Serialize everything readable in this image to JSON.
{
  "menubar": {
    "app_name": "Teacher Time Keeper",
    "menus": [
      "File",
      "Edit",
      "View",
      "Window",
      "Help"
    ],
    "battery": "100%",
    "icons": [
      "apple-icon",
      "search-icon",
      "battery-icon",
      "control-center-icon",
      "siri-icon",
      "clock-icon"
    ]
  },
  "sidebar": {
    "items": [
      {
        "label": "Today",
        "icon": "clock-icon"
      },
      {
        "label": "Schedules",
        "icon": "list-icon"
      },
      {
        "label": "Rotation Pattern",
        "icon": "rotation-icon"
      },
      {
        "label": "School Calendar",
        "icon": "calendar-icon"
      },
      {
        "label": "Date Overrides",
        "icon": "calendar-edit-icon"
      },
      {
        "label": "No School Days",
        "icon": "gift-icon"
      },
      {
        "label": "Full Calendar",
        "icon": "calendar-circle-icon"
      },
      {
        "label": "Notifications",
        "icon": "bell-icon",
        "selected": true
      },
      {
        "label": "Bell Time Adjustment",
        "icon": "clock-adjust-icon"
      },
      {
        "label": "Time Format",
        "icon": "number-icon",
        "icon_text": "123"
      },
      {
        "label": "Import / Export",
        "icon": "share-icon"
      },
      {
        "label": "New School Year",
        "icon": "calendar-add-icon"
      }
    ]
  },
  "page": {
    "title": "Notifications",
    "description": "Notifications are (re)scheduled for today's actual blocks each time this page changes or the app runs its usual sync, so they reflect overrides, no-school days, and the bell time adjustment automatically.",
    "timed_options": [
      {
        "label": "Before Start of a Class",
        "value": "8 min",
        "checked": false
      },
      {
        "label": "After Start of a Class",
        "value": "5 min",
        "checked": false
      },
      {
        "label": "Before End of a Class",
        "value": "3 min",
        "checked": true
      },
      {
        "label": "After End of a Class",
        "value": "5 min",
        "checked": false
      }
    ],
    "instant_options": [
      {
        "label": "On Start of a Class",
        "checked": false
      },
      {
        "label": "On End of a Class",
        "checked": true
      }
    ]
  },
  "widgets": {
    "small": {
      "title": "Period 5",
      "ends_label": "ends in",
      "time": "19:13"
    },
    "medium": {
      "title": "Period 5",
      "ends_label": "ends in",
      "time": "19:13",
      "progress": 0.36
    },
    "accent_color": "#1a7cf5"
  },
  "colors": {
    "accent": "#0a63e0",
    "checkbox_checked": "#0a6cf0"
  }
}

**WHAT THIS TASK INVOLVES:** Your task is to transcribe the material exactly.

**TASK ANSWER:**
Serialize everything readable in this image to JSON.
{
  "menubar": {
    "app_name": "Teacher Time Keeper",
    "menus": [
      "File",
      "Edit",
      "View",
      "Window",
      "Help"
    ],
    "battery": "100%",
    "icons": [
      "apple-icon",
      "search-icon",
      "battery-icon",
      "control-center-icon",
      "siri-icon",
      "clock-icon"
    ]
  },
  "sidebar": {
    "items": [
      {
        "label": "Today",
        "icon": "clock-icon"
      },
      {
        "label": "Schedules",
        "icon": "list-icon"
      },
      {
        "label": "Rotation Pattern",
        "icon": "rotation-icon"
      },
      {
        "label": "School Calendar",
        "icon": "calendar-icon"
      },
      {
        "label": "Date Overrides",
        "icon": "calendar-edit-icon"
      },
      {
        "label": "No School Days",
        "icon": "gift-icon"
      },
      {
        "label": "Full Calendar",
        "icon": "calendar-circle-icon"
      },
      {
        "label": "Notifications",
        "icon": "bell-icon",
        "selected": true
      },
      {
        "label": "Bell Time Adjustment",
        "icon": "clock-adjust-icon"
      },
      {
        "label": "Time Format",
        "icon": "number-icon",
        "icon_text": "123"
      },
      {
        "label": "Import / Export",
        "icon": "share-icon"
      },
      {
        "label": "New School Year",
        "icon": "calendar-add-icon"
      }
    ]
  },
  "page": {
    "title": "Notifications",
    "description": "Notifications are (re)scheduled for today's actual blocks each time this page changes or the app runs its usual sync, so they reflect overrides, no-school days, and the bell time adjustment automatically.",
    "timed_options": [
      {
        "label": "Before Start of a Class",
        "value": "8 min",
        "checked": false
      },
      {
        "label": "After Start of a Class",
        "value": "5 min",
        "checked": false
      },
      {
        "label": "Before End of a Class",
        "value": "3 min",
        "checked": true
      },
      {
        "label": "After End of a Class",
        "value": "5 min",
        "checked": false
      }
    ],
    "instant_options": [
      {
        "label": "On Start of a Class",
        "checked": false
      },
      {
        "label": "On End of a Class",
        "checked": true
      }
    ]
  },
  "widgets": {
    "small": {
      "title": "Period 5",
      "ends_label": "ends in",
      "time": "19:13"
    },
    "medium": {
      "title": "Period 5",
      "ends_label": "ends in",
      "time": "19:13",
      "progress": 0.36
    },
    "accent_color": "#1a7cf5"
  },
  "colors": {
    "accent": "#0a63e0",
    "checkbox_checked": "#0a6cf0"
  }
}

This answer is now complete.